WHAT IS BEING ASKED>
Would you pull out every line of the material that contains the string "quale"?

= = = = = = =

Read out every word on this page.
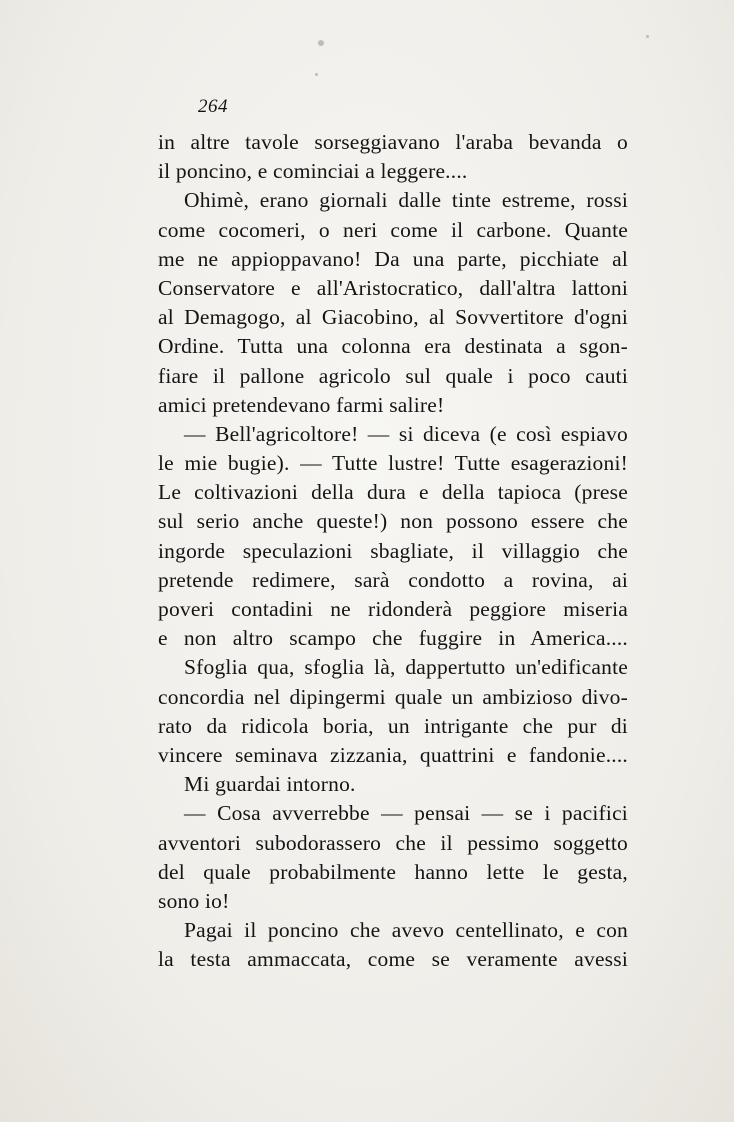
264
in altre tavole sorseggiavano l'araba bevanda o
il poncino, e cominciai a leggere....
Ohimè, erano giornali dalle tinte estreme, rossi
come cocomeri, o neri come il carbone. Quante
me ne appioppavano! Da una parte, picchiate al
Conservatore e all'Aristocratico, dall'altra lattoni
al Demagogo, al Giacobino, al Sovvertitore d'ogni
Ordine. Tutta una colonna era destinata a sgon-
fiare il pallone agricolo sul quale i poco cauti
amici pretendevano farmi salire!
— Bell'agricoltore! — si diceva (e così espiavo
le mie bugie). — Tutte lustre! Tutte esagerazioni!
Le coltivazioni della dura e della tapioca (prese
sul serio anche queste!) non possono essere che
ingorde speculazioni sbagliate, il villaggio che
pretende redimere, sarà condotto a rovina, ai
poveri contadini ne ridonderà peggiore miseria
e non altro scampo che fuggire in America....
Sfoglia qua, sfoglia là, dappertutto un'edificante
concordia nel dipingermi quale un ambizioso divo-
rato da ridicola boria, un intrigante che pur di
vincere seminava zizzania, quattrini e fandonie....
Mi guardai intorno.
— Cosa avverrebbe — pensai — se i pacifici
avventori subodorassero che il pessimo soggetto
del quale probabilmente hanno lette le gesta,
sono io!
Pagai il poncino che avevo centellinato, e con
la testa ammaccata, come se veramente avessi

= = = = = = =

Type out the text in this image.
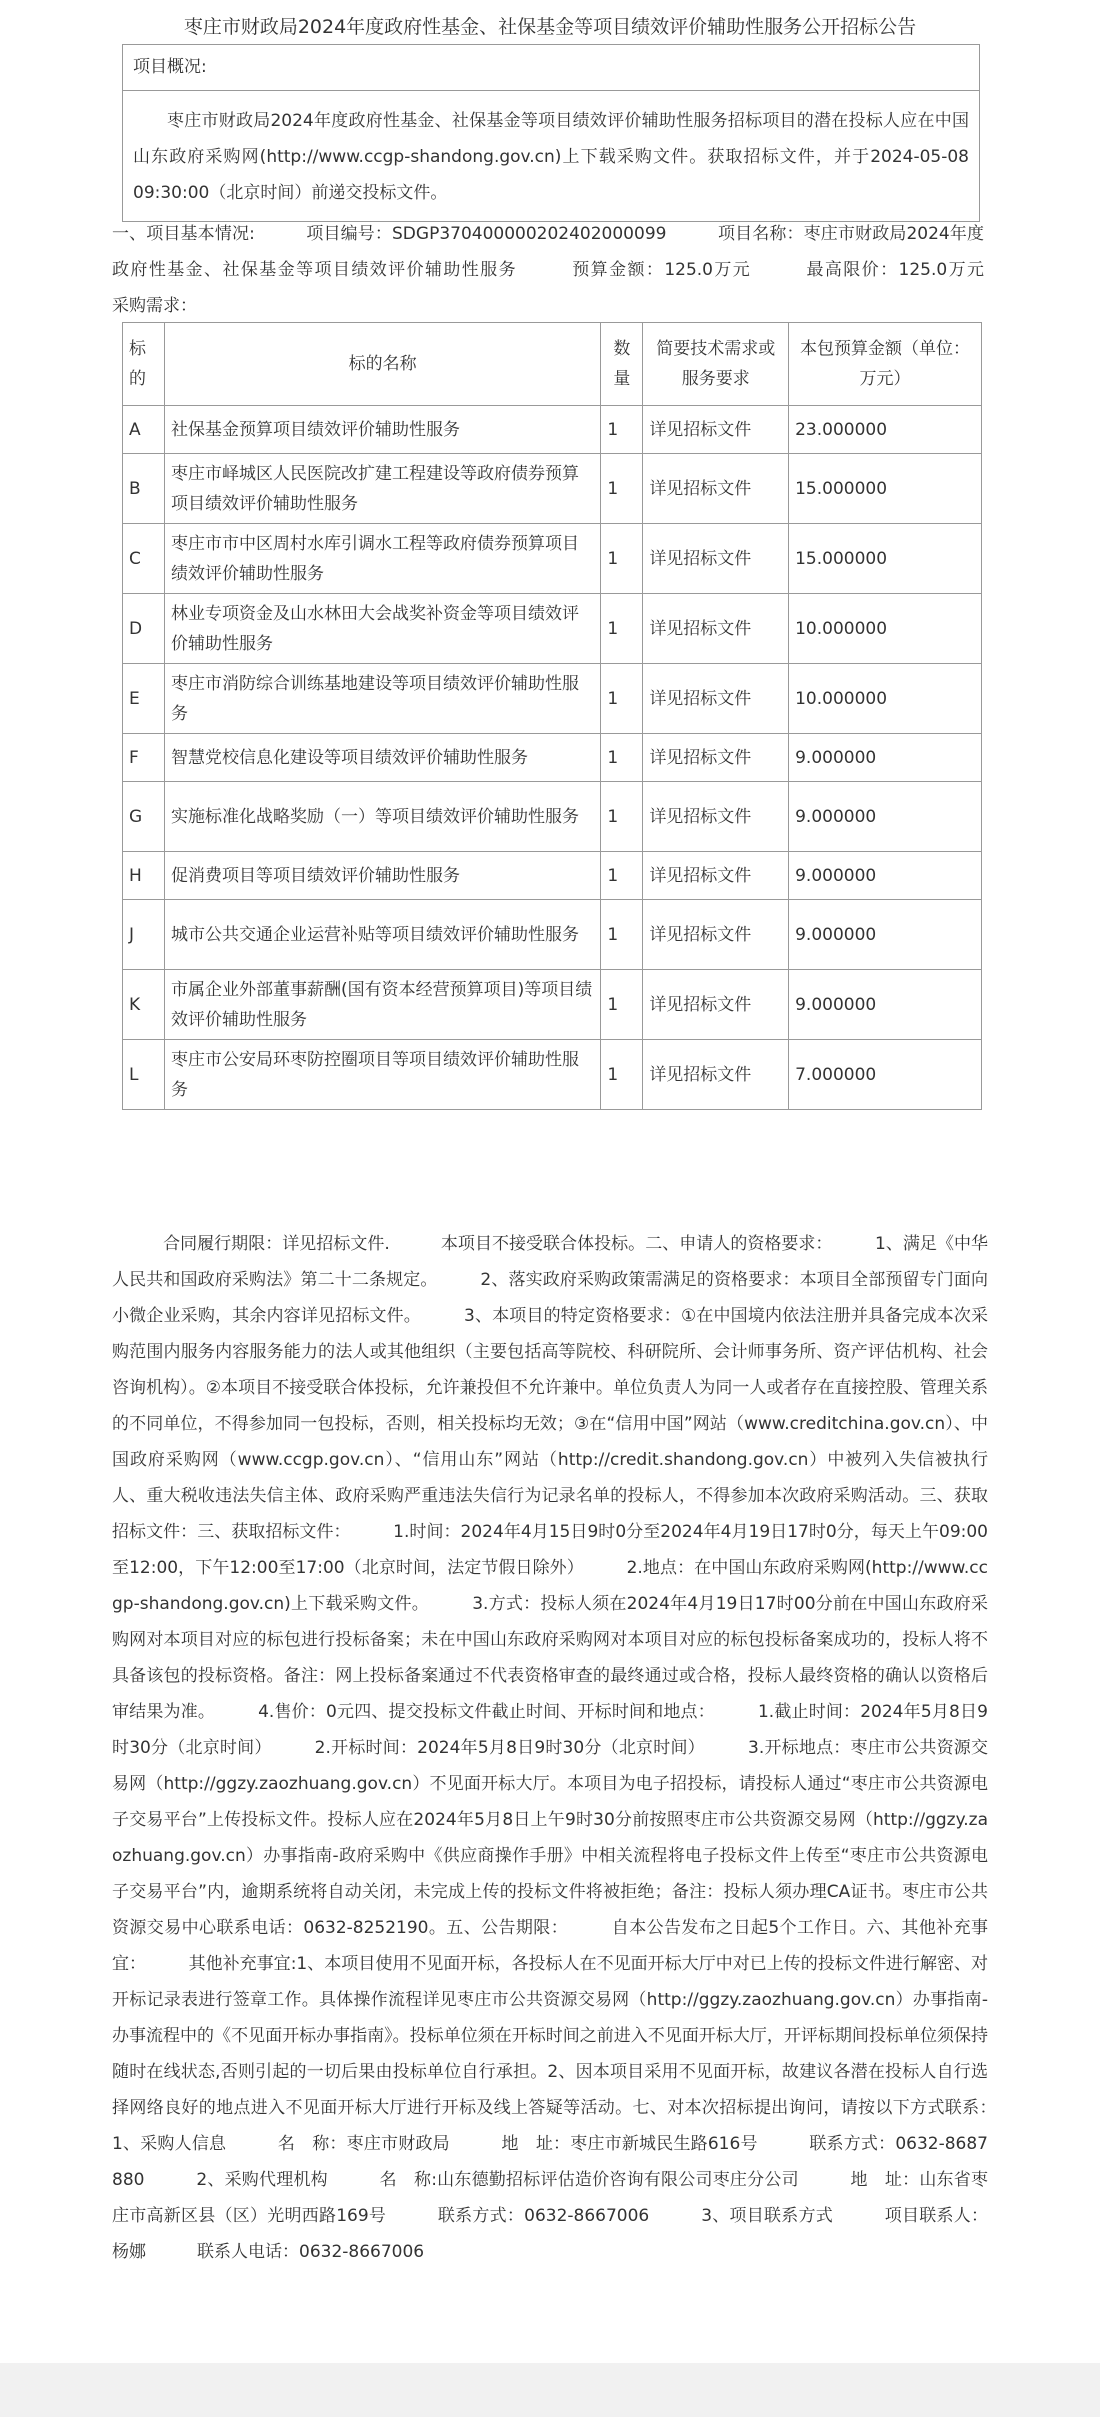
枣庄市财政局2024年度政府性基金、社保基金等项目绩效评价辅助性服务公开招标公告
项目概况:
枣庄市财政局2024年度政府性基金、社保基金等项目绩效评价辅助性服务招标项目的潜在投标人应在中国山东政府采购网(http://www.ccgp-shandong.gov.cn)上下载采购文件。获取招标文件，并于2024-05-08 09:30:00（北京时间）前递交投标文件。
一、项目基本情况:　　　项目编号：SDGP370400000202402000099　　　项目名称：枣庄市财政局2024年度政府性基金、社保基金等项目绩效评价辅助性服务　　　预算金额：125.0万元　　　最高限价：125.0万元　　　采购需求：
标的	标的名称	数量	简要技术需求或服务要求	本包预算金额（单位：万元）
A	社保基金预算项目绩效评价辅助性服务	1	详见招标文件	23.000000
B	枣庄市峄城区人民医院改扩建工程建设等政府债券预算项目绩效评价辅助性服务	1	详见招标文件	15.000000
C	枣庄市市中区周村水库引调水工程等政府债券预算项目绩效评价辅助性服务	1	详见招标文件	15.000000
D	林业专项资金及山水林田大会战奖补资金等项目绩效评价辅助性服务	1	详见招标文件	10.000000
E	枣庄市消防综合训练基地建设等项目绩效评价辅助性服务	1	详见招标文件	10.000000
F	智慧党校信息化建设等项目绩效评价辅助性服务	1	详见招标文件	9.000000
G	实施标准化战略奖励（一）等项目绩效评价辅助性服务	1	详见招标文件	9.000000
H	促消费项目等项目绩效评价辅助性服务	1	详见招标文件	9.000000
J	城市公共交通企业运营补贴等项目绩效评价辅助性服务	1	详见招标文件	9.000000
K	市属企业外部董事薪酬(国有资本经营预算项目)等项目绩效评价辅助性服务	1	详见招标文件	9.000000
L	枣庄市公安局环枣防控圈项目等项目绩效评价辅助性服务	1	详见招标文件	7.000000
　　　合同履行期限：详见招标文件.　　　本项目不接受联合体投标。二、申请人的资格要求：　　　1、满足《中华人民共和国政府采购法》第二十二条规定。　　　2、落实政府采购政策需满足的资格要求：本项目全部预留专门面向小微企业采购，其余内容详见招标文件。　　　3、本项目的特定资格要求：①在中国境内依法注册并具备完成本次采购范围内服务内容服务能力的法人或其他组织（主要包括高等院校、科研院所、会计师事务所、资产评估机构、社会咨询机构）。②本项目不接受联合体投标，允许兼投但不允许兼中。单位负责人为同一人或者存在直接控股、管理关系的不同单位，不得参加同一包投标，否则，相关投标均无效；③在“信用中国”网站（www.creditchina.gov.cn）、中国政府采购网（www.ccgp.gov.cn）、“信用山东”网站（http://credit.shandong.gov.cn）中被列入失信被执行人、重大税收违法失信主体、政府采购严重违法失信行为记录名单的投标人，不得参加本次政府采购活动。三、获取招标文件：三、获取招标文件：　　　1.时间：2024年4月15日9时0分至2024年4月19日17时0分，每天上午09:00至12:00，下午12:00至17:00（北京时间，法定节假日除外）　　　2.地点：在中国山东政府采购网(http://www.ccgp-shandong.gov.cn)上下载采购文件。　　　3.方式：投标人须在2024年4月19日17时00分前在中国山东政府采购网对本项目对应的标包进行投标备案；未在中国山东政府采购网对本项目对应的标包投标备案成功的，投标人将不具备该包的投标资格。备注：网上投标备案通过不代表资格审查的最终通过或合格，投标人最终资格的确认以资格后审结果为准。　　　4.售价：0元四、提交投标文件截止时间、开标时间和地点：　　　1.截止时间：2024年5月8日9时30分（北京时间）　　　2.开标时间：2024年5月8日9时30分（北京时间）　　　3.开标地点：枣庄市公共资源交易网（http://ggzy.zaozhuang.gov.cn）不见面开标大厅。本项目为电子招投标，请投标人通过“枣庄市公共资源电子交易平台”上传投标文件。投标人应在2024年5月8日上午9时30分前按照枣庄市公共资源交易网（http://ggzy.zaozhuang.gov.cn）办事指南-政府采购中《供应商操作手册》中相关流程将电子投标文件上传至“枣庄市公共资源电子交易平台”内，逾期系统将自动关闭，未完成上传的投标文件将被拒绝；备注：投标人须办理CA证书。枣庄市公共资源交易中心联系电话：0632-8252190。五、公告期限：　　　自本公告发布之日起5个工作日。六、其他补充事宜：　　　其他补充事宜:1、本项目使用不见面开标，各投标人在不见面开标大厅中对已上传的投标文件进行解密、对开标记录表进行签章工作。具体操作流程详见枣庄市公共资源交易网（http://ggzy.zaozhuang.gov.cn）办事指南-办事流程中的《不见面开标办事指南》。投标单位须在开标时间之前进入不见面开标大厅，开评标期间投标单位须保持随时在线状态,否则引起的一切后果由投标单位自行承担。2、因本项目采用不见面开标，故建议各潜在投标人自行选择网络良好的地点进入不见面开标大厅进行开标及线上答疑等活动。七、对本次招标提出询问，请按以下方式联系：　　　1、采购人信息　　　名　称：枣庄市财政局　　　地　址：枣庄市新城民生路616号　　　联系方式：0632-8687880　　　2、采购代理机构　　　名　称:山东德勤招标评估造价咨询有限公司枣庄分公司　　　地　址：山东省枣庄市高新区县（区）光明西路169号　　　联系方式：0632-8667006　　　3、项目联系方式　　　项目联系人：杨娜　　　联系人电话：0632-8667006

= = = = = = =

REPLY TO THE EXERCISE>
fiare il pallone agricolo sul quale i poco cauti
concordia nel dipingermi quale un ambizioso divo-
del quale probabilmente hanno lette le gesta,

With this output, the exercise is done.